* EXERCISE
Identify each line below that contains the word "this", and copy it out.

* PROVIDED DATA
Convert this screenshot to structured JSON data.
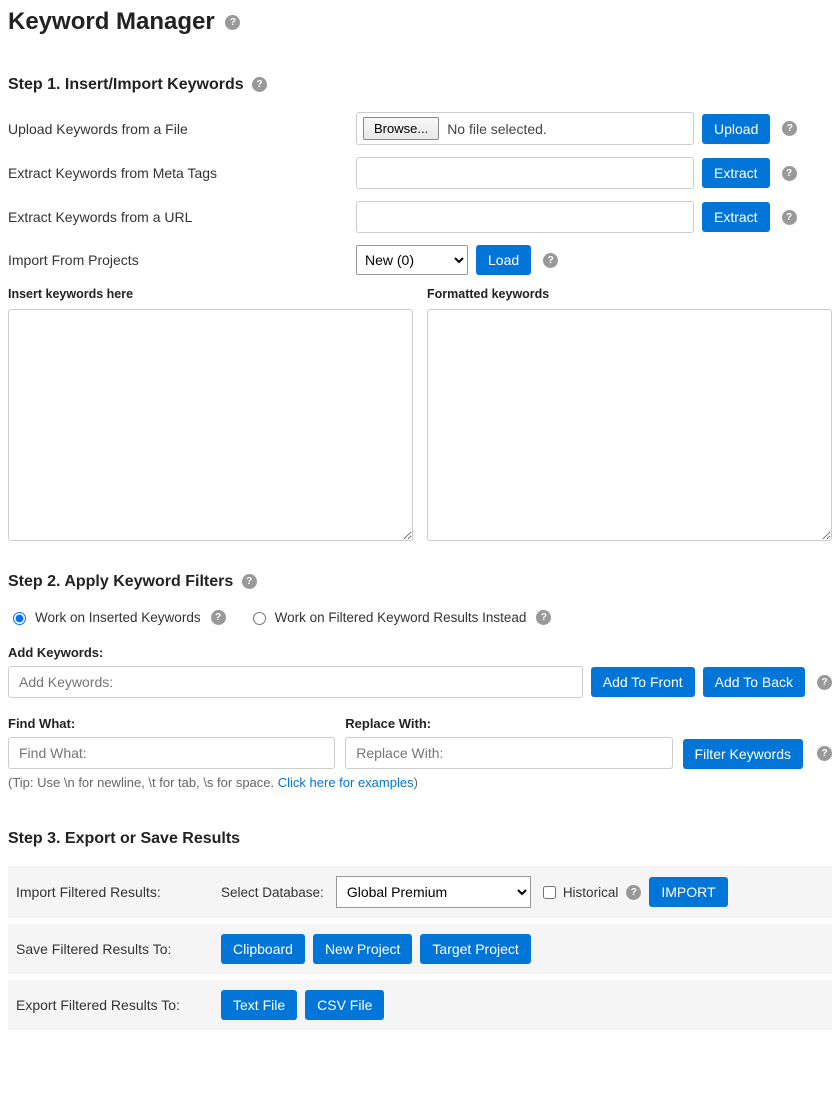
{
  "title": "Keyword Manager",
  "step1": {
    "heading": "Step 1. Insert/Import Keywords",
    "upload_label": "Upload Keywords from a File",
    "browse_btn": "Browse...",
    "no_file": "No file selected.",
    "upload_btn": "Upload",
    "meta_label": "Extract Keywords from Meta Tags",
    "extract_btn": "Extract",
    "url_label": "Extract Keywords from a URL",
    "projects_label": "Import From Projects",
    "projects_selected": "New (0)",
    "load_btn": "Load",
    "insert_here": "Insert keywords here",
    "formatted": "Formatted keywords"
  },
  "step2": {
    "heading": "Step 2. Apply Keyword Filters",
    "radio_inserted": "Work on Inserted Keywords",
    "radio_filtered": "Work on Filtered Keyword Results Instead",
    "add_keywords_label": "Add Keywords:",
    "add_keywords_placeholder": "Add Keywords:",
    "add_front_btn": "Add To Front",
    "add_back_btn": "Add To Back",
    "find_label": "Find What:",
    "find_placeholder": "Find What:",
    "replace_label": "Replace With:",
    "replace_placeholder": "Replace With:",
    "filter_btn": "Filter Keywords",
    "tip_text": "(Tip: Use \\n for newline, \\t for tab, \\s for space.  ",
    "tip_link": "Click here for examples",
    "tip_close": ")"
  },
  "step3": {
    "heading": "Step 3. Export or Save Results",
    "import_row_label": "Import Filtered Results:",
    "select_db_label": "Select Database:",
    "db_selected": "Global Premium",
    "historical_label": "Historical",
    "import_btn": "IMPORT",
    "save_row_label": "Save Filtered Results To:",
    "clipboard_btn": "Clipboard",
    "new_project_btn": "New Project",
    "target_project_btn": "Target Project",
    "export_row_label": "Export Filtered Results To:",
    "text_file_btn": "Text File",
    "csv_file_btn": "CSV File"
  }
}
* * *
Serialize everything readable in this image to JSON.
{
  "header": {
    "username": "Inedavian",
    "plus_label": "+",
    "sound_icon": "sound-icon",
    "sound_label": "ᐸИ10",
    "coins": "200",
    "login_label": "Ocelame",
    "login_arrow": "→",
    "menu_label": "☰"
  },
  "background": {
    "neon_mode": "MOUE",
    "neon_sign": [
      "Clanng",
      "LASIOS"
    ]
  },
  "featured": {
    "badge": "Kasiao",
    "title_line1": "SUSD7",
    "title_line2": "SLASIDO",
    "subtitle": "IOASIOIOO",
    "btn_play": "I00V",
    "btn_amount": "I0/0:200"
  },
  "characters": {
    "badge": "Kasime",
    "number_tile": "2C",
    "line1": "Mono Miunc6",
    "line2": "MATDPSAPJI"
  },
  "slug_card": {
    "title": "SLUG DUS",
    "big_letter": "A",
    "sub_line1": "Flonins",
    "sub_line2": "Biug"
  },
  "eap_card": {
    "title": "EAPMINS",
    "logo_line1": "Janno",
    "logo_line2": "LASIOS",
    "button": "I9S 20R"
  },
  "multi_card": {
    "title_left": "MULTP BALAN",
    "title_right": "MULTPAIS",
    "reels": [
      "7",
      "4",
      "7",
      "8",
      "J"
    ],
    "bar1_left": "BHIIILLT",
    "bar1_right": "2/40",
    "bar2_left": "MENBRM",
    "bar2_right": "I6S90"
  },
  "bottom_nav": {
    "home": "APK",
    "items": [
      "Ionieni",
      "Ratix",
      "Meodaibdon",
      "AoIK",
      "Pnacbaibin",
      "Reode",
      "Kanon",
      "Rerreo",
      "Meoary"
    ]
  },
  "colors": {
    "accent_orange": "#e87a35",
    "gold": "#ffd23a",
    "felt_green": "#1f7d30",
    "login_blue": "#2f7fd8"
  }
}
...
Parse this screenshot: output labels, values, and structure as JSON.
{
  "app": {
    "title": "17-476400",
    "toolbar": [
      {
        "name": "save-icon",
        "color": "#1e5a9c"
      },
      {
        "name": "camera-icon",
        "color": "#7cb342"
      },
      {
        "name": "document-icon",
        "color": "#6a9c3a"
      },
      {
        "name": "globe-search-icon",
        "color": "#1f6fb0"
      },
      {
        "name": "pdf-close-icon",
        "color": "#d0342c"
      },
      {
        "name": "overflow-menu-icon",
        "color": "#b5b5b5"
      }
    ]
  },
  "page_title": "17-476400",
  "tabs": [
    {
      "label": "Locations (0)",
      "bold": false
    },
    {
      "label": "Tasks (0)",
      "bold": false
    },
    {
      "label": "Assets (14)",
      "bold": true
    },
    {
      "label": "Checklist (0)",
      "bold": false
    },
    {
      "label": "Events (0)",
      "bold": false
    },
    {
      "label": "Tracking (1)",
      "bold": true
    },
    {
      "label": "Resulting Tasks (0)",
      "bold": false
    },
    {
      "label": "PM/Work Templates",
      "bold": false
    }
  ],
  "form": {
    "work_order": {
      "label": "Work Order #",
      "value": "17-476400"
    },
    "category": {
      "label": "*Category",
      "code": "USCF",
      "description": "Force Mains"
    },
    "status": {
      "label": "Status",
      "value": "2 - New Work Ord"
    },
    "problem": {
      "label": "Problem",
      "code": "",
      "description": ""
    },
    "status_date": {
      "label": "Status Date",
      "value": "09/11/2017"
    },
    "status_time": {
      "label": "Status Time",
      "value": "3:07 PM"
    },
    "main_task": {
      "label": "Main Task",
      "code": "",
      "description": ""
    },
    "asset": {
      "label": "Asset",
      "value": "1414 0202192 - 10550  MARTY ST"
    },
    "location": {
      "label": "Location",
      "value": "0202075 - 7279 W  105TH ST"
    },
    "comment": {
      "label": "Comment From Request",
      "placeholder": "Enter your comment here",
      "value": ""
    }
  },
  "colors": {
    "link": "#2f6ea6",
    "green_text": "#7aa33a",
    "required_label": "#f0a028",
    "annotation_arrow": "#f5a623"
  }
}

* THE OUTPUT
Convert this screenshot to structured JSON data.
Serialize everything readable in this image to JSON.
Parse this screenshot: output labels, values, and structure as JSON.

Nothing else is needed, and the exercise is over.